*Given exercise*
Without the pictures, reproduce the records that follow exactly.

==*==

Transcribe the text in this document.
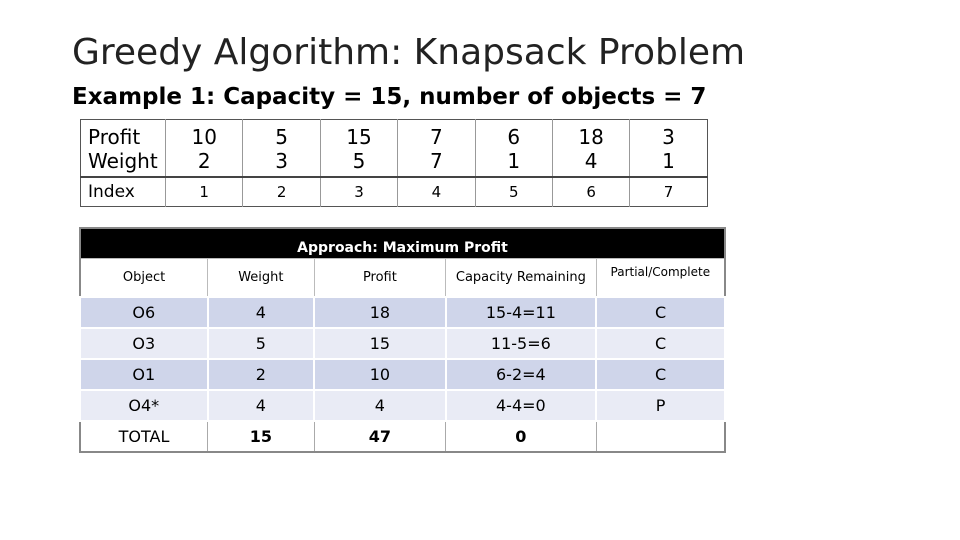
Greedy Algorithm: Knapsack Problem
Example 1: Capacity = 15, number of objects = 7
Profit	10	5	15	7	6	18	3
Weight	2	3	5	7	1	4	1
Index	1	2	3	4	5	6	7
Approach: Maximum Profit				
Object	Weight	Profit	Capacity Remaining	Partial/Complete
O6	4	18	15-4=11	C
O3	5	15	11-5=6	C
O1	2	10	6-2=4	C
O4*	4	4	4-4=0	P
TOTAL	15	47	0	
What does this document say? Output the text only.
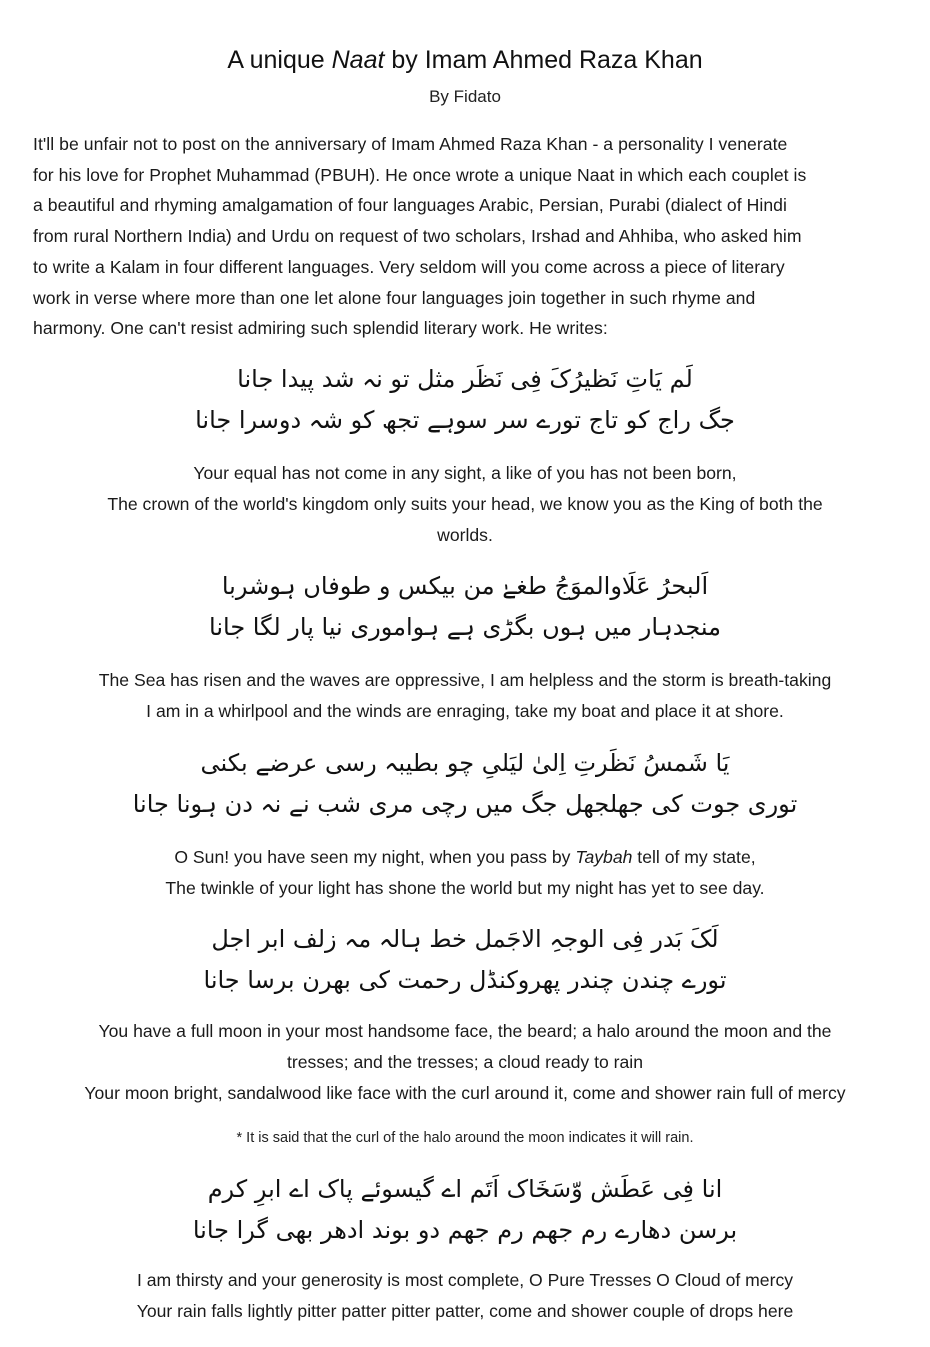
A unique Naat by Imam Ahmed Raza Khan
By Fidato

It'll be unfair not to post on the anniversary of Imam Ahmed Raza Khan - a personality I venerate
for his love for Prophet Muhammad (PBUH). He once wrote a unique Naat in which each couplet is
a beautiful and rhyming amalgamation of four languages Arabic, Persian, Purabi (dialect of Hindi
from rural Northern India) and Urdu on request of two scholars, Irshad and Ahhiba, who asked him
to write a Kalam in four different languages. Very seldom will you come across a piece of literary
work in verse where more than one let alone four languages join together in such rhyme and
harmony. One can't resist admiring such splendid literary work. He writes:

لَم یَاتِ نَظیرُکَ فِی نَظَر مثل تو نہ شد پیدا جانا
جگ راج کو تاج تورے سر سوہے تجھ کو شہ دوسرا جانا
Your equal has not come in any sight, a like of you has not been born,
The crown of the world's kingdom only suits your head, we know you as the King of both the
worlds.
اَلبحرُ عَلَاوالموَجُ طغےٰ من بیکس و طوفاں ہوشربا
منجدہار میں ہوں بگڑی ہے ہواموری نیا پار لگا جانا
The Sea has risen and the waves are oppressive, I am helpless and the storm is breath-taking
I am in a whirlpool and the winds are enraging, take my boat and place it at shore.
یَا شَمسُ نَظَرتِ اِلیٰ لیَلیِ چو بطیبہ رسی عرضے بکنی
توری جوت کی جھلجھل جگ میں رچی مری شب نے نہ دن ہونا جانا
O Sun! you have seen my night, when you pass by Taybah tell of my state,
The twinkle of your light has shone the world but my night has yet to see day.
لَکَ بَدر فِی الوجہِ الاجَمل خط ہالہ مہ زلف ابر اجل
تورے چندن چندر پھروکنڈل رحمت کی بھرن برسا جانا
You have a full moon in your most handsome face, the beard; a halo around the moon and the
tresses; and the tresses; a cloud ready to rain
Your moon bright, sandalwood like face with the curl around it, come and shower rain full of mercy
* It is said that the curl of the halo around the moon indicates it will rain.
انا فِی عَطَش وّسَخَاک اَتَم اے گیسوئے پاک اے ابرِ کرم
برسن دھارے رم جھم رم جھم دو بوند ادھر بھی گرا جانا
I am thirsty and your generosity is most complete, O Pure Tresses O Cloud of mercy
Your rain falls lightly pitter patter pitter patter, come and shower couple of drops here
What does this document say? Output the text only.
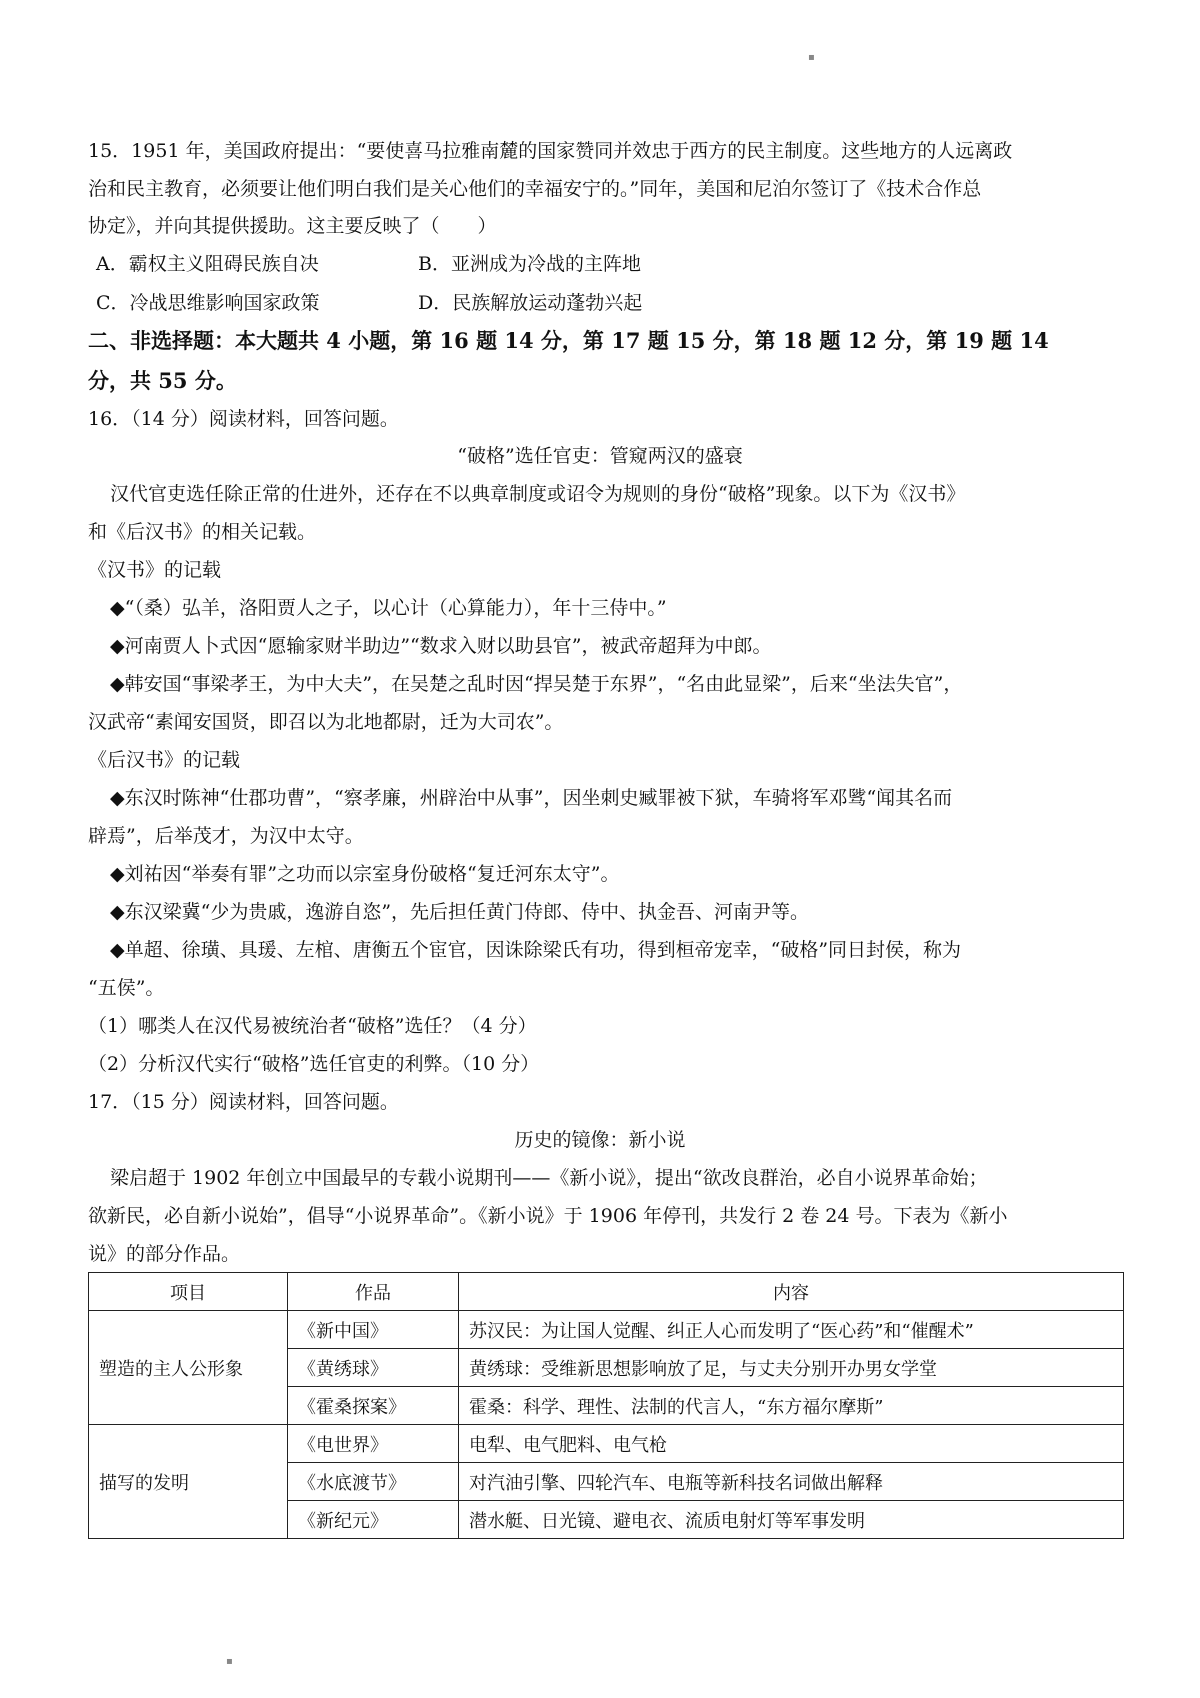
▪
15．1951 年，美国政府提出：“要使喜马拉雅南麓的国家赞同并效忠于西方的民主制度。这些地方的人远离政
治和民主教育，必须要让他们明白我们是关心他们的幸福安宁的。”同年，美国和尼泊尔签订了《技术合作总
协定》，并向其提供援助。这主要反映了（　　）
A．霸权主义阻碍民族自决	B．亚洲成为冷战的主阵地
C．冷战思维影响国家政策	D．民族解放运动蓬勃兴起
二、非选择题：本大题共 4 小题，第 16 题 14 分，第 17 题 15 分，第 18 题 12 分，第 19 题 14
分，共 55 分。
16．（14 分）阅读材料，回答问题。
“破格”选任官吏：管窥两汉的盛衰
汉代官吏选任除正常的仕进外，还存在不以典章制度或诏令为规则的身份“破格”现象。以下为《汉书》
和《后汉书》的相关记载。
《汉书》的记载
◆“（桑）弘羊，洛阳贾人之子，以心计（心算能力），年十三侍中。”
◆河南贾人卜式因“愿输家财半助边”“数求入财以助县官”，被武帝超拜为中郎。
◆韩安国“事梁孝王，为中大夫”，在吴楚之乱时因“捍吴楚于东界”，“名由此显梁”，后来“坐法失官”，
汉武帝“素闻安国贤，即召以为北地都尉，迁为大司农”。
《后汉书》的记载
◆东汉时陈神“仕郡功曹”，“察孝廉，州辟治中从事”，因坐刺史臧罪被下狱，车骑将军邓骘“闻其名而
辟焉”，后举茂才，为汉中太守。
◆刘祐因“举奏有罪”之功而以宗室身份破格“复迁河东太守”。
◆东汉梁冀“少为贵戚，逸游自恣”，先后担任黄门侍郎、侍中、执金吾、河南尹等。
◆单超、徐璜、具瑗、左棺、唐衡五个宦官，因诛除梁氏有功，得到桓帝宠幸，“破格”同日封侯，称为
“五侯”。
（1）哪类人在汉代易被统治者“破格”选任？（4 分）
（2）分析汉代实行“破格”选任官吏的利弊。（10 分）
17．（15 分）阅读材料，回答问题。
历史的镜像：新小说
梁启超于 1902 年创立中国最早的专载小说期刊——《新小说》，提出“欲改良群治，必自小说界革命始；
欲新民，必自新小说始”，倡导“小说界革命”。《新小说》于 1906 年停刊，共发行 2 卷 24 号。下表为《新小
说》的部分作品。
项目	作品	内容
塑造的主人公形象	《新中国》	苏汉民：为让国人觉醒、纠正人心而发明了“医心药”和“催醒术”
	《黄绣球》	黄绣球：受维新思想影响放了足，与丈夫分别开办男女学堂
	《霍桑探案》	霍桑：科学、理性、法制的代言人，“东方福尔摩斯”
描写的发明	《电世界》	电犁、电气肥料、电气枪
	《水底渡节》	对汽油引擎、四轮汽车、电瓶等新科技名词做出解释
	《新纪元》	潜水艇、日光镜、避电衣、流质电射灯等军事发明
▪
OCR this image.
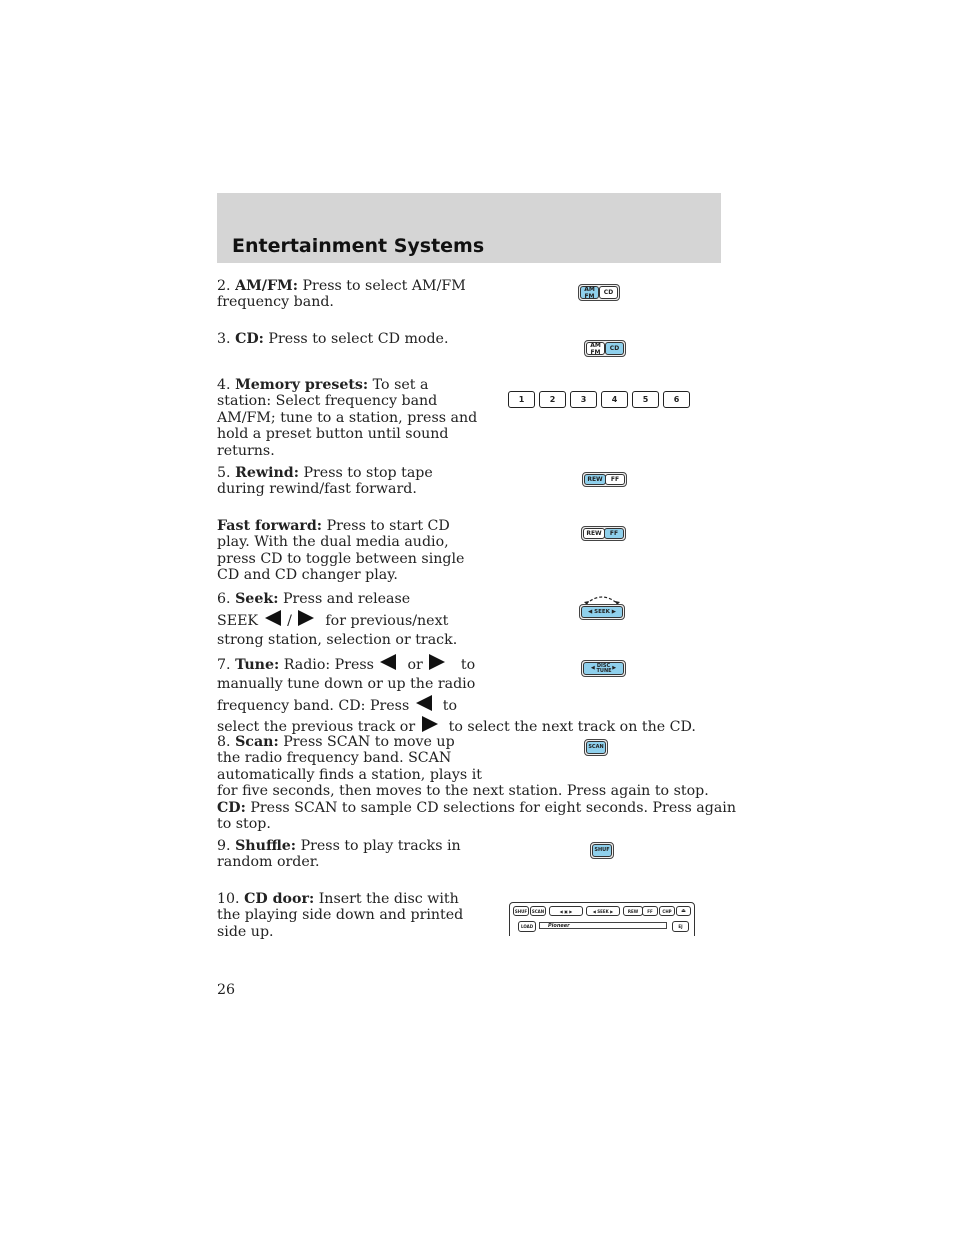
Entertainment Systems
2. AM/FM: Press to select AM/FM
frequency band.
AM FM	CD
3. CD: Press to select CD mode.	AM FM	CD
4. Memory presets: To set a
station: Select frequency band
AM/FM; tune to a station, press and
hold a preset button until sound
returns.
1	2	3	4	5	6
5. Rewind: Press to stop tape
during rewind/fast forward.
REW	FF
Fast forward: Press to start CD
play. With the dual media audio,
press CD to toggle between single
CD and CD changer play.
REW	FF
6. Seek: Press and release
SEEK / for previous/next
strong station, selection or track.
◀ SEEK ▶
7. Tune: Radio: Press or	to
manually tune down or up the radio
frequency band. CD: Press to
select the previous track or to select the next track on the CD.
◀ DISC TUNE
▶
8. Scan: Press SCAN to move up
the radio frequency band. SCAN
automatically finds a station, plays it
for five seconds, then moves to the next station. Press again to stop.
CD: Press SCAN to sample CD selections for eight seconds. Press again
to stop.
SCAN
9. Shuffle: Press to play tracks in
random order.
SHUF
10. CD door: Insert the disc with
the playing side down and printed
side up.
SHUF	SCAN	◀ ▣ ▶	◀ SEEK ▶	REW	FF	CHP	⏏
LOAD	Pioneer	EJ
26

==*==

*Task response*
Transcribe the text in this document.
Greedy Algorithm: Knapsack Problem
Example 1: Capacity = 15, number of objects = 7
Profit	10	5	15	7	6	18	3
Weight	2	3	5	7	1	4	1
Index	1	2	3	4	5	6	7
Approach: Maximum Profit				
Object	Weight	Profit	Capacity Remaining	Partial/Complete
O6	4	18	15-4=11	C
O3	5	15	11-5=6	C
O1	2	10	6-2=4	C
O4*	4	4	4-4=0	P
TOTAL	15	47	0	
What does this document say? Output the text only.
A unique Naat by Imam Ahmed Raza Khan
By Fidato

It'll be unfair not to post on the anniversary of Imam Ahmed Raza Khan - a personality I venerate
for his love for Prophet Muhammad (PBUH). He once wrote a unique Naat in which each couplet is
a beautiful and rhyming amalgamation of four languages Arabic, Persian, Purabi (dialect of Hindi
from rural Northern India) and Urdu on request of two scholars, Irshad and Ahhiba, who asked him
to write a Kalam in four different languages. Very seldom will you come across a piece of literary
work in verse where more than one let alone four languages join together in such rhyme and
harmony. One can't resist admiring such splendid literary work. He writes:

لَم یَاتِ نَظیرُکَ فِی نَظَر مثل تو نہ شد پیدا جانا
جگ راج کو تاج تورے سر سوہے تجھ کو شہ دوسرا جانا
Your equal has not come in any sight, a like of you has not been born,
The crown of the world's kingdom only suits your head, we know you as the King of both the
worlds.
اَلبحرُ عَلَاوالموَجُ طغےٰ من بیکس و طوفاں ہوشربا
منجدہار میں ہوں بگڑی ہے ہواموری نیا پار لگا جانا
The Sea has risen and the waves are oppressive, I am helpless and the storm is breath-taking
I am in a whirlpool and the winds are enraging, take my boat and place it at shore.
یَا شَمسُ نَظَرتِ اِلیٰ لیَلیِ چو بطیبہ رسی عرضے بکنی
توری جوت کی جھلجھل جگ میں رچی مری شب نے نہ دن ہونا جانا
O Sun! you have seen my night, when you pass by Taybah tell of my state,
The twinkle of your light has shone the world but my night has yet to see day.
لَکَ بَدر فِی الوجہِ الاجَمل خط ہالہ مہ زلف ابر اجل
تورے چندن چندر پھروکنڈل رحمت کی بھرن برسا جانا
You have a full moon in your most handsome face, the beard; a halo around the moon and the
tresses; and the tresses; a cloud ready to rain
Your moon bright, sandalwood like face with the curl around it, come and shower rain full of mercy
* It is said that the curl of the halo around the moon indicates it will rain.
انا فِی عَطَش وّسَخَاک اَتَم اے گیسوئے پاک اے ابرِ کرم
برسن دھارے رم جھم رم جھم دو بوند ادھر بھی گرا جانا
I am thirsty and your generosity is most complete, O Pure Tresses O Cloud of mercy
Your rain falls lightly pitter patter pitter patter, come and shower couple of drops here
What does this document say? Output the text only.
▪
15．1951 年，美国政府提出：“要使喜马拉雅南麓的国家赞同并效忠于西方的民主制度。这些地方的人远离政
治和民主教育，必须要让他们明白我们是关心他们的幸福安宁的。”同年，美国和尼泊尔签订了《技术合作总
协定》，并向其提供援助。这主要反映了（　　）
A．霸权主义阻碍民族自决	B．亚洲成为冷战的主阵地
C．冷战思维影响国家政策	D．民族解放运动蓬勃兴起
二、非选择题：本大题共 4 小题，第 16 题 14 分，第 17 题 15 分，第 18 题 12 分，第 19 题 14
分，共 55 分。
16．（14 分）阅读材料，回答问题。
“破格”选任官吏：管窥两汉的盛衰
汉代官吏选任除正常的仕进外，还存在不以典章制度或诏令为规则的身份“破格”现象。以下为《汉书》
和《后汉书》的相关记载。
《汉书》的记载
◆“（桑）弘羊，洛阳贾人之子，以心计（心算能力），年十三侍中。”
◆河南贾人卜式因“愿输家财半助边”“数求入财以助县官”，被武帝超拜为中郎。
◆韩安国“事梁孝王，为中大夫”，在吴楚之乱时因“捍吴楚于东界”，“名由此显梁”，后来“坐法失官”，
汉武帝“素闻安国贤，即召以为北地都尉，迁为大司农”。
《后汉书》的记载
◆东汉时陈神“仕郡功曹”，“察孝廉，州辟治中从事”，因坐刺史臧罪被下狱，车骑将军邓骘“闻其名而
辟焉”，后举茂才，为汉中太守。
◆刘祐因“举奏有罪”之功而以宗室身份破格“复迁河东太守”。
◆东汉梁冀“少为贵戚，逸游自恣”，先后担任黄门侍郎、侍中、执金吾、河南尹等。
◆单超、徐璜、具瑗、左棺、唐衡五个宦官，因诛除梁氏有功，得到桓帝宠幸，“破格”同日封侯，称为
“五侯”。
（1）哪类人在汉代易被统治者“破格”选任？（4 分）
（2）分析汉代实行“破格”选任官吏的利弊。（10 分）
17．（15 分）阅读材料，回答问题。
历史的镜像：新小说
梁启超于 1902 年创立中国最早的专载小说期刊——《新小说》，提出“欲改良群治，必自小说界革命始；
欲新民，必自新小说始”，倡导“小说界革命”。《新小说》于 1906 年停刊，共发行 2 卷 24 号。下表为《新小
说》的部分作品。
项目	作品	内容
塑造的主人公形象	《新中国》	苏汉民：为让国人觉醒、纠正人心而发明了“医心药”和“催醒术”
	《黄绣球》	黄绣球：受维新思想影响放了足，与丈夫分别开办男女学堂
	《霍桑探案》	霍桑：科学、理性、法制的代言人，“东方福尔摩斯”
描写的发明	《电世界》	电犁、电气肥料、电气枪
	《水底渡节》	对汽油引擎、四轮汽车、电瓶等新科技名词做出解释
	《新纪元》	潜水艇、日光镜、避电衣、流质电射灯等军事发明
▪
OCR this image.
Entertainment Systems
2. AM/FM: Press to select AM/FM
frequency band.
AM FM	CD
3. CD: Press to select CD mode.	AM FM	CD
4. Memory presets: To set a
station: Select frequency band
AM/FM; tune to a station, press and
hold a preset button until sound
returns.
1	2	3	4	5	6
5. Rewind: Press to stop tape
during rewind/fast forward.
REW	FF
Fast forward: Press to start CD
play. With the dual media audio,
press CD to toggle between single
CD and CD changer play.
REW	FF
6. Seek: Press and release
SEEK / for previous/next
strong station, selection or track.
◀ SEEK ▶
7. Tune: Radio: Press or	to
manually tune down or up the radio
frequency band. CD: Press to
select the previous track or to select the next track on the CD.
◀ DISC TUNE
▶
8. Scan: Press SCAN to move up
the radio frequency band. SCAN
automatically finds a station, plays it
for five seconds, then moves to the next station. Press again to stop.
CD: Press SCAN to sample CD selections for eight seconds. Press again
to stop.
SCAN
9. Shuffle: Press to play tracks in
random order.
SHUF
10. CD door: Insert the disc with
the playing side down and printed
side up.
SHUF	SCAN	◀ ▣ ▶	◀ SEEK ▶	REW	FF	CHP	⏏
LOAD	Pioneer	EJ
26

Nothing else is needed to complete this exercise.